--- Provided entries ---
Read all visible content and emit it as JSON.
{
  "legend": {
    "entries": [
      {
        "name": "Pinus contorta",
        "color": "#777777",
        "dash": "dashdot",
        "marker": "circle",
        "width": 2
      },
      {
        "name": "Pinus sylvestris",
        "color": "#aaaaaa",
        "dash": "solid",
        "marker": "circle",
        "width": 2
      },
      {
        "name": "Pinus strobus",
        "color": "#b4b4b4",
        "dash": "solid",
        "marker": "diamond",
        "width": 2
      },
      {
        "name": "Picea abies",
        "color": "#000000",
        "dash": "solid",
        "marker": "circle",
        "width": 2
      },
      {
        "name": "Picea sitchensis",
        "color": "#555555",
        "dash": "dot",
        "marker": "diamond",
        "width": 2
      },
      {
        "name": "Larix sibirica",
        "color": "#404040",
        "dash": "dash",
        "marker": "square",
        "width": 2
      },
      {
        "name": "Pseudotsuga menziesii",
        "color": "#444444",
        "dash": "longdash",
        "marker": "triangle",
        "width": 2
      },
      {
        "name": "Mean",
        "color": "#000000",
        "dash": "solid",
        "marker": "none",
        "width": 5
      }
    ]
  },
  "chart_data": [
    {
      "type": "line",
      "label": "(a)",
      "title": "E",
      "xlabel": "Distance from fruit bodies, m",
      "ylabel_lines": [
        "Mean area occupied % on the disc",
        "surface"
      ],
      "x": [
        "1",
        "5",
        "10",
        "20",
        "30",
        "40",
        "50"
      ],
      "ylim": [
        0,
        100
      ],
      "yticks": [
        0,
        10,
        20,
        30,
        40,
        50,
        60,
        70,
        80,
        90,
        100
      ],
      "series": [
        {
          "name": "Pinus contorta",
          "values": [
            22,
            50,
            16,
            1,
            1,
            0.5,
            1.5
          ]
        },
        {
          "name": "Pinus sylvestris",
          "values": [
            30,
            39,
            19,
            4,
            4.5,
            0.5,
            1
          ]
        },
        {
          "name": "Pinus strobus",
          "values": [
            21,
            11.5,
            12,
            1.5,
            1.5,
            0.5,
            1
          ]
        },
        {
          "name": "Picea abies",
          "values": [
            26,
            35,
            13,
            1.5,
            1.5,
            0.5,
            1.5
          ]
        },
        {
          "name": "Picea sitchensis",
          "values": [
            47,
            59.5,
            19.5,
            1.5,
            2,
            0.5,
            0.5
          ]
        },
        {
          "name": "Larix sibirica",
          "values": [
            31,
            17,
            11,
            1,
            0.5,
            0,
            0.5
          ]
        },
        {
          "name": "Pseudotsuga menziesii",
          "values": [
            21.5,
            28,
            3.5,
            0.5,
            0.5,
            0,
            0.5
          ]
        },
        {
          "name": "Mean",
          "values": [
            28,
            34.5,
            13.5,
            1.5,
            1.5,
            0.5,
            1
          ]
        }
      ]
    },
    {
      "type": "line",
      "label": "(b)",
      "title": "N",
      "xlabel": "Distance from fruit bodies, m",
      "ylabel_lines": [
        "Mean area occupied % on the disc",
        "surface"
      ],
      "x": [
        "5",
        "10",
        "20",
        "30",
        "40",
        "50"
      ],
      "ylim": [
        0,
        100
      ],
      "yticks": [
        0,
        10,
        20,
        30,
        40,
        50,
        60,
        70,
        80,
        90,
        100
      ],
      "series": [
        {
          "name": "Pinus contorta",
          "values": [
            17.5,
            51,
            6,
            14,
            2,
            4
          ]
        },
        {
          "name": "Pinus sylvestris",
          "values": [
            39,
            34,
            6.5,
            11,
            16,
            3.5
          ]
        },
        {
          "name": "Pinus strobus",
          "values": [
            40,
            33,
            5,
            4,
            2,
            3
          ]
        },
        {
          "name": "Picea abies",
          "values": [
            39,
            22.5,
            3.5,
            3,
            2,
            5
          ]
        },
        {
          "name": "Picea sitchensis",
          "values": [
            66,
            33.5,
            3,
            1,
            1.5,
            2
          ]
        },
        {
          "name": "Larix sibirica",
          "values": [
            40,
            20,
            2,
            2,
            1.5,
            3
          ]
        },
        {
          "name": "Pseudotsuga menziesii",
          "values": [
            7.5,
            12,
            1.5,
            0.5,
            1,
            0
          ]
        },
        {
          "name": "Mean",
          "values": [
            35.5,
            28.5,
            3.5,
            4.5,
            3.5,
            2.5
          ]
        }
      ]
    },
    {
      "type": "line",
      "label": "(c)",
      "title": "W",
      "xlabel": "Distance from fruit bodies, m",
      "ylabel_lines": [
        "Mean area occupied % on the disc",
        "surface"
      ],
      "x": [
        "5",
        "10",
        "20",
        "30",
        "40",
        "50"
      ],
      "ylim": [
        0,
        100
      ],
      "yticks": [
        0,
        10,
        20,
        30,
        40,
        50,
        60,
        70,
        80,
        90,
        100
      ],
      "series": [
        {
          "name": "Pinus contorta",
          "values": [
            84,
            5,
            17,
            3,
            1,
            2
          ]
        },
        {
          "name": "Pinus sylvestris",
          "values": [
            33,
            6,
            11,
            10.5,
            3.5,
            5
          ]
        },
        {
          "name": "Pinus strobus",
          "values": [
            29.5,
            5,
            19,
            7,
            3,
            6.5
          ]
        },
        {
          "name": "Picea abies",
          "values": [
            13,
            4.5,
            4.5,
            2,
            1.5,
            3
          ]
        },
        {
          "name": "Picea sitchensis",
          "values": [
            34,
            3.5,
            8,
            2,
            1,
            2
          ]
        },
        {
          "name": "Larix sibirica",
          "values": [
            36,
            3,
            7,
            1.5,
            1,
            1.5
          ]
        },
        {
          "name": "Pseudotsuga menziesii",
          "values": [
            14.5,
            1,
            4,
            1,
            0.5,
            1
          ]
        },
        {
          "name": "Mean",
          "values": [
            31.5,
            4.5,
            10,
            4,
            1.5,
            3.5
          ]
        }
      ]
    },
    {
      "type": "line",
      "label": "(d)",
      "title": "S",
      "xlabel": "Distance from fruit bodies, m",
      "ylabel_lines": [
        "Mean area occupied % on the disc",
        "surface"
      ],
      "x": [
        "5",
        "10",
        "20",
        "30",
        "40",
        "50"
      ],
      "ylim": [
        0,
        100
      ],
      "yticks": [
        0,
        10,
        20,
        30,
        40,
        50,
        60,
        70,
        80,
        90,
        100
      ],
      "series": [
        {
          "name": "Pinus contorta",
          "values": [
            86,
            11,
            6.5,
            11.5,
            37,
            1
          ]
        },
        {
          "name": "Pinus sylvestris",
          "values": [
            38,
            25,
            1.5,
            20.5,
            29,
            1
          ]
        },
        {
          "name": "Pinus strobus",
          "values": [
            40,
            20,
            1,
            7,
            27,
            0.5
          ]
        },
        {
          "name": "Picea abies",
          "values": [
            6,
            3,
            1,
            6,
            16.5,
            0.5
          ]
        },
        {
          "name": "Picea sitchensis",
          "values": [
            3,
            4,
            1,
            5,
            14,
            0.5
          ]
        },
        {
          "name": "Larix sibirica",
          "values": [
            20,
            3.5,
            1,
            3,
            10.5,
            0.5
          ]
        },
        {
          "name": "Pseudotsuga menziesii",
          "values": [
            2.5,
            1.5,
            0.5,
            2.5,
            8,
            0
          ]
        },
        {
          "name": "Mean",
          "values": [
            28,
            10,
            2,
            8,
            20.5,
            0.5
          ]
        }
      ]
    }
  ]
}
---
Gather all lines with the string "color" from the data.

        "color": "#777777",
        "color": "#aaaaaa",
        "color": "#b4b4b4",
        "color": "#000000",
        "color": "#555555",
        "color": "#404040",
        "color": "#444444",
        "color": "#000000",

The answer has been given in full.